Written exercise 1: Which group created the AI preparedness checklist?
====== Passage shown ======
Artificial intelligence (AI) tools and systems are significantly shaping the education landscape, presenting both opportunities and challenges for institutions, faculty, students, and professional staff.

This AI Preparedness Checklist was created by 1EdTech's Emerging Digital Pedagogies Innovation Leadership Network (ILN) to provide institutions with guiding prompts for establishing protocols, policies, and best practices for using AI in teaching and learning.

 

1EdTech's Artificial Intelligence Preparedness Checklist 

Kickstart the important discussion on artificial intelligence at your institution.

We've organized this resource into four sections with guiding prompts. Click on the category name (or use the + sign) to reveal questions and guidance to help your conversations and planning meetings.

Organizational

Form a group, write down your values, set rules for buying AI, involve your library and academics, create a plan, and decide on fees.

Policy

Update rules for instructors using outside tools and protect student info. Get legal advice and align guidelines with new AI tech.

Pedagogical

Adjust how you teach and test for students using AI tools. Support your faculty with resources for designing assessments.
====== Data entries ======
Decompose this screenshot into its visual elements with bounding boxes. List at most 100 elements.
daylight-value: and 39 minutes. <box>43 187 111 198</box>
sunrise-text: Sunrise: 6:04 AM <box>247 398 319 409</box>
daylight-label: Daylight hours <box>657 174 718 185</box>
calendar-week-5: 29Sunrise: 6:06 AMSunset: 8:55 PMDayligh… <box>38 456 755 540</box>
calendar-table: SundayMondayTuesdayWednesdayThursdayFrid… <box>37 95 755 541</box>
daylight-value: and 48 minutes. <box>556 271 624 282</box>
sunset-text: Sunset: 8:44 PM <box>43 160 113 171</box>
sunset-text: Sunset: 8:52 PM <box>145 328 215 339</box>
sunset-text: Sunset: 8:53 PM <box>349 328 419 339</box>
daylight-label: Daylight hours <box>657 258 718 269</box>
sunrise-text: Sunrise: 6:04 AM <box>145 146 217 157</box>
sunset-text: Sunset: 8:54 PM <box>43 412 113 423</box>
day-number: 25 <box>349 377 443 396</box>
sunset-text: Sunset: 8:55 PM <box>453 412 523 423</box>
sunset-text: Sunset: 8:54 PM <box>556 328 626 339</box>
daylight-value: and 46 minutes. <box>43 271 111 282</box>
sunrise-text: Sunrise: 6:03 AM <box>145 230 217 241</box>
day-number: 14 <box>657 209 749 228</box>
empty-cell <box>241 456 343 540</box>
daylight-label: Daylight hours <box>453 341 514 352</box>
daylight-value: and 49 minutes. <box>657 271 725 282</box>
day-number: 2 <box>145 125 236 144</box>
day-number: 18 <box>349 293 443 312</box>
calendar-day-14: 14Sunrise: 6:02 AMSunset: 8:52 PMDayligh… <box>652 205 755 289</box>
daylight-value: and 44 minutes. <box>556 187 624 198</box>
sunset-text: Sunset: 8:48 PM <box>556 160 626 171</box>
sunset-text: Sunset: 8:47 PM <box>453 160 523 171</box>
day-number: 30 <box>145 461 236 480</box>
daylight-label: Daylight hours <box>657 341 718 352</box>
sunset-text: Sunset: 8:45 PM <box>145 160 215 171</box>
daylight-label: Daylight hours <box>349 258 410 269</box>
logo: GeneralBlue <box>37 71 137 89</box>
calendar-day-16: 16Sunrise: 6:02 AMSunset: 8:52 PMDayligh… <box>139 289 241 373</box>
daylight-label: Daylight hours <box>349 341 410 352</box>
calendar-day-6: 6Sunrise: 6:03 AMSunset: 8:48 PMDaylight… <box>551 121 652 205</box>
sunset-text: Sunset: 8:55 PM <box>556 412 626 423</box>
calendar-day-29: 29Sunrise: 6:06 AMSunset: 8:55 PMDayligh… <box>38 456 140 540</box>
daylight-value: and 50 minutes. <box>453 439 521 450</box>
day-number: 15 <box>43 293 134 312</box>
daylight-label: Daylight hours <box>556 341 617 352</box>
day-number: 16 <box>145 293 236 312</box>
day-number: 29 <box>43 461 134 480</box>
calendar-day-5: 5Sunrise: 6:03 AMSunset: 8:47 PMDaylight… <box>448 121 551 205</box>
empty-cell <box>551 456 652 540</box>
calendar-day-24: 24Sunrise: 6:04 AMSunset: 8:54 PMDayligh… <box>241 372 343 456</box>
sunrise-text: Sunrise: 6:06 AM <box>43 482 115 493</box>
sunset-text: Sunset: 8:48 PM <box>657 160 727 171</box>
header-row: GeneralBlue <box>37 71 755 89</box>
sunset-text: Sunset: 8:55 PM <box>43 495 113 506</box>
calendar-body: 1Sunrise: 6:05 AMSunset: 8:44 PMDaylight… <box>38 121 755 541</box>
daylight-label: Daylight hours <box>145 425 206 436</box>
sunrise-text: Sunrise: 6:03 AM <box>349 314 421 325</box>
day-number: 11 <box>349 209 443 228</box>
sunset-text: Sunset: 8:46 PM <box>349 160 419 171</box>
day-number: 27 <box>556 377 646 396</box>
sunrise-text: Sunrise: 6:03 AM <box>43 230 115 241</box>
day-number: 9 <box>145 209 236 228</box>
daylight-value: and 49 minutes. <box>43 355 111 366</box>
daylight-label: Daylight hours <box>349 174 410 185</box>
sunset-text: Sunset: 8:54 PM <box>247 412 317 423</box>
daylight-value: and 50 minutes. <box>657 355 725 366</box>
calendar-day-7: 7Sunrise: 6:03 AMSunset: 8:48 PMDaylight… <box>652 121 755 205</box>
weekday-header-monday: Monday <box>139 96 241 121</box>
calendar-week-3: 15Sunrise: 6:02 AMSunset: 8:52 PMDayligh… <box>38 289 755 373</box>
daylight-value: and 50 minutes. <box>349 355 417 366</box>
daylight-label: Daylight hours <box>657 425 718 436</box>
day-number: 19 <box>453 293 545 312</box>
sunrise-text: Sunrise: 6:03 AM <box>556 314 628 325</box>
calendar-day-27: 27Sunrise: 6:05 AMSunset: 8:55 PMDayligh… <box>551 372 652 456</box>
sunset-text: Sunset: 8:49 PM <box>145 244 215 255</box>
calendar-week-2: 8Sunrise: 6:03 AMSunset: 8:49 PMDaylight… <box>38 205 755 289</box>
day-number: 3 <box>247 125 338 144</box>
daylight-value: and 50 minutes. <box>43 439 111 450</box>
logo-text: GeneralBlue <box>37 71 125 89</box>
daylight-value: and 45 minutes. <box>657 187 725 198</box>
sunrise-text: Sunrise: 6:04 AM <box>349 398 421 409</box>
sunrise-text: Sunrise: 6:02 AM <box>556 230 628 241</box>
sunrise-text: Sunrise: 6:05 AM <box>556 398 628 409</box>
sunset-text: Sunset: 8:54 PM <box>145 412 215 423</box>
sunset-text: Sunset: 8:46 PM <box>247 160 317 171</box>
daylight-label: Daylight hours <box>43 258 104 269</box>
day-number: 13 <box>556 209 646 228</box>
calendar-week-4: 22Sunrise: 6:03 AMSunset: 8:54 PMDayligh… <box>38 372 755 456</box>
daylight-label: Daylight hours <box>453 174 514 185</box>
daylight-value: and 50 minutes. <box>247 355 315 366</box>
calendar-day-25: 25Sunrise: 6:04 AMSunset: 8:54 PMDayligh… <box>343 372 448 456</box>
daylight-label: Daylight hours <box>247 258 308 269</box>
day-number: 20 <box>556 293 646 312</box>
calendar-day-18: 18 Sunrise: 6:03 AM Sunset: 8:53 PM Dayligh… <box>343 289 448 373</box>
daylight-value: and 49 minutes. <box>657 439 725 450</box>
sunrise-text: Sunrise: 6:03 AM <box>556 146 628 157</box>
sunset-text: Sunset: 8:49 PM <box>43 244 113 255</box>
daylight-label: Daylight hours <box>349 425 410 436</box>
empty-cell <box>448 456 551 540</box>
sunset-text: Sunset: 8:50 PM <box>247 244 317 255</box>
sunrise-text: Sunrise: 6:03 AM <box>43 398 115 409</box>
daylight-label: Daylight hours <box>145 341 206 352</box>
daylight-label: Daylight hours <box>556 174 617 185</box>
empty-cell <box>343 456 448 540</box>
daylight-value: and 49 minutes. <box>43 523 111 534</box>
======
Written exercise 2: Please reproduce the listing, starting at its first line and stopping after the line that contains "daylight-value: and 44".

Expected answer 1: 1EdTech's Emerging Digital Pedagogies Innovation Leadership Network (ILN).

Expected answer 2:
Decompose this screenshot into its visual elements with bounding boxes. List at most 100 elements.
daylight-value: and 39 minutes. <box>43 187 111 198</box>
sunrise-text: Sunrise: 6:04 AM <box>247 398 319 409</box>
daylight-label: Daylight hours <box>657 174 718 185</box>
calendar-week-5: 29Sunrise: 6:06 AMSunset: 8:55 PMDayligh… <box>38 456 755 540</box>
calendar-table: SundayMondayTuesdayWednesdayThursdayFrid… <box>37 95 755 541</box>
daylight-value: and 48 minutes. <box>556 271 624 282</box>
sunset-text: Sunset: 8:44 PM <box>43 160 113 171</box>
sunset-text: Sunset: 8:52 PM <box>145 328 215 339</box>
sunset-text: Sunset: 8:53 PM <box>349 328 419 339</box>
daylight-label: Daylight hours <box>657 258 718 269</box>
sunrise-text: Sunrise: 6:04 AM <box>145 146 217 157</box>
sunset-text: Sunset: 8:54 PM <box>43 412 113 423</box>
day-number: 25 <box>349 377 443 396</box>
sunset-text: Sunset: 8:55 PM <box>453 412 523 423</box>
sunset-text: Sunset: 8:54 PM <box>556 328 626 339</box>
daylight-value: and 46 minutes. <box>43 271 111 282</box>
sunrise-text: Sunrise: 6:03 AM <box>145 230 217 241</box>
day-number: 14 <box>657 209 749 228</box>
empty-cell <box>241 456 343 540</box>
daylight-label: Daylight hours <box>453 341 514 352</box>
daylight-value: and 49 minutes. <box>657 271 725 282</box>
day-number: 2 <box>145 125 236 144</box>
day-number: 18 <box>349 293 443 312</box>
calendar-day-14: 14Sunrise: 6:02 AMSunset: 8:52 PMDayligh… <box>652 205 755 289</box>
daylight-value: and 44 minutes. <box>556 187 624 198</box>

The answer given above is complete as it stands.